### Task directions
Scan the data below and pick out the lines containing the word "compounds".

Dataset rows about figures
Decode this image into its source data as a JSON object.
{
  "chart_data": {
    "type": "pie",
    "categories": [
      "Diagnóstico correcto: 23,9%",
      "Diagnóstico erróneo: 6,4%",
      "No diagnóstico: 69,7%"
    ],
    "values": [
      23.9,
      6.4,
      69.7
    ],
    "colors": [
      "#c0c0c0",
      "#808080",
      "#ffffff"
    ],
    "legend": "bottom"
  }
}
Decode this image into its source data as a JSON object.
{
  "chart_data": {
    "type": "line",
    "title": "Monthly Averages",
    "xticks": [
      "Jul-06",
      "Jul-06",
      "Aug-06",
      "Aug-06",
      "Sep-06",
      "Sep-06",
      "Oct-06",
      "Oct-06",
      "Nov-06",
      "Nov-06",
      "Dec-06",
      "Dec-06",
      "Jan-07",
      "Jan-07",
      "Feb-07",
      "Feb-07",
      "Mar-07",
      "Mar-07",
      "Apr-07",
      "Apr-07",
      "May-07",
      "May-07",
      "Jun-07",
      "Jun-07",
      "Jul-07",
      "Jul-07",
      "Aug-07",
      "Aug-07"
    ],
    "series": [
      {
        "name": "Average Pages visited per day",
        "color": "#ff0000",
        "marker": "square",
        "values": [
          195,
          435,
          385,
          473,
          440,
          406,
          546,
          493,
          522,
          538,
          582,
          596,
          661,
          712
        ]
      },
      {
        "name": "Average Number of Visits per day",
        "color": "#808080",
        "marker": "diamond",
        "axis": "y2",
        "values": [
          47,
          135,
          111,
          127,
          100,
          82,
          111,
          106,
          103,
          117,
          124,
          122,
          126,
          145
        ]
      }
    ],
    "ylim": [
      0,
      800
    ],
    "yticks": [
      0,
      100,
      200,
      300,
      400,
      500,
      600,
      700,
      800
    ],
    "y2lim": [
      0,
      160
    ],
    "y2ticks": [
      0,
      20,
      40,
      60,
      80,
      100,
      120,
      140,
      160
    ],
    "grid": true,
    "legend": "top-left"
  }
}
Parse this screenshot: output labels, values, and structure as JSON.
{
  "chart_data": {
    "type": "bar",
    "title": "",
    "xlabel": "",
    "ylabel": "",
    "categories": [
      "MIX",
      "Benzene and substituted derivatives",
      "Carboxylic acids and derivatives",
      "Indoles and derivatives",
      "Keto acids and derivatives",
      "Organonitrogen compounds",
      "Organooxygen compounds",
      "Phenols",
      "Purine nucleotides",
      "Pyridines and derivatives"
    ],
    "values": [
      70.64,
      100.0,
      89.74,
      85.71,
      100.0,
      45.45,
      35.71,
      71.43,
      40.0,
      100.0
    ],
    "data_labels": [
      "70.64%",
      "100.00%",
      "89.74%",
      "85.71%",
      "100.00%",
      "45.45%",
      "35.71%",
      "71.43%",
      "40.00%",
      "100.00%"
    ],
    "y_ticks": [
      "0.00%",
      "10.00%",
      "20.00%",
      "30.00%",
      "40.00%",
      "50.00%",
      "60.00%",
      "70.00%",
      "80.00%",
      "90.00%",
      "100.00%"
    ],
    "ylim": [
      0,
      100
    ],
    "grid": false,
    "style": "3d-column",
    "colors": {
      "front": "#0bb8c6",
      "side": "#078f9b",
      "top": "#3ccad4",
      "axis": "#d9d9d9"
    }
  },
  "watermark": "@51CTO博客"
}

### Completed task
      "Organonitrogen compounds",
      "Organooxygen compounds",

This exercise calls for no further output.